● **Task directions**
Each entry below should be returned exactly as is, with the pictures removed.

● **Material to process**
--------
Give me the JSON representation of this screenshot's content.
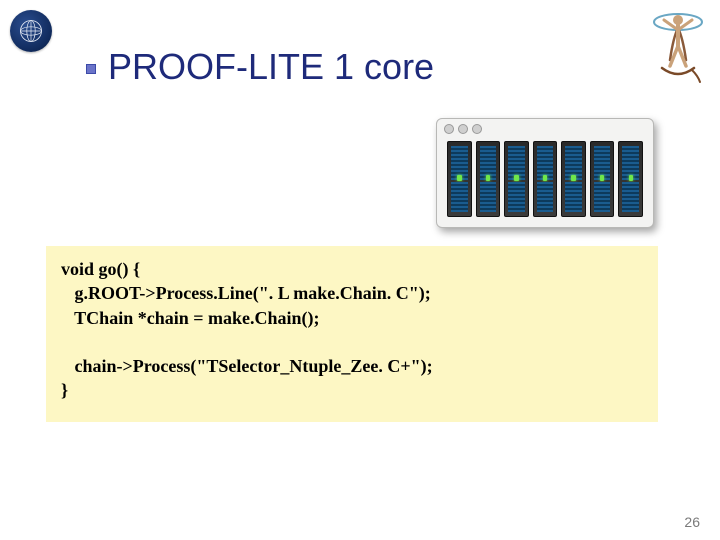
{
  "title": "PROOF-LITE  1 core",
  "page_number": "26",
  "code": {
    "l1": "void go() {",
    "l2": "   g.ROOT->Process.Line(\". L make.Chain. C\");",
    "l3": "   TChain *chain = make.Chain();",
    "l4": "",
    "l5": "   chain->Process(\"TSelector_Ntuple_Zee. C+\");",
    "l6": "}"
  }
}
--------
● **Full response**
Give me the JSON representation of this screenshot's content.
{
  "title": "PROOF-LITE  1 core",
  "page_number": "26",
  "code": {
    "l1": "void go() {",
    "l2": "   g.ROOT->Process.Line(\". L make.Chain. C\");",
    "l3": "   TChain *chain = make.Chain();",
    "l4": "",
    "l5": "   chain->Process(\"TSelector_Ntuple_Zee. C+\");",
    "l6": "}"
  }
}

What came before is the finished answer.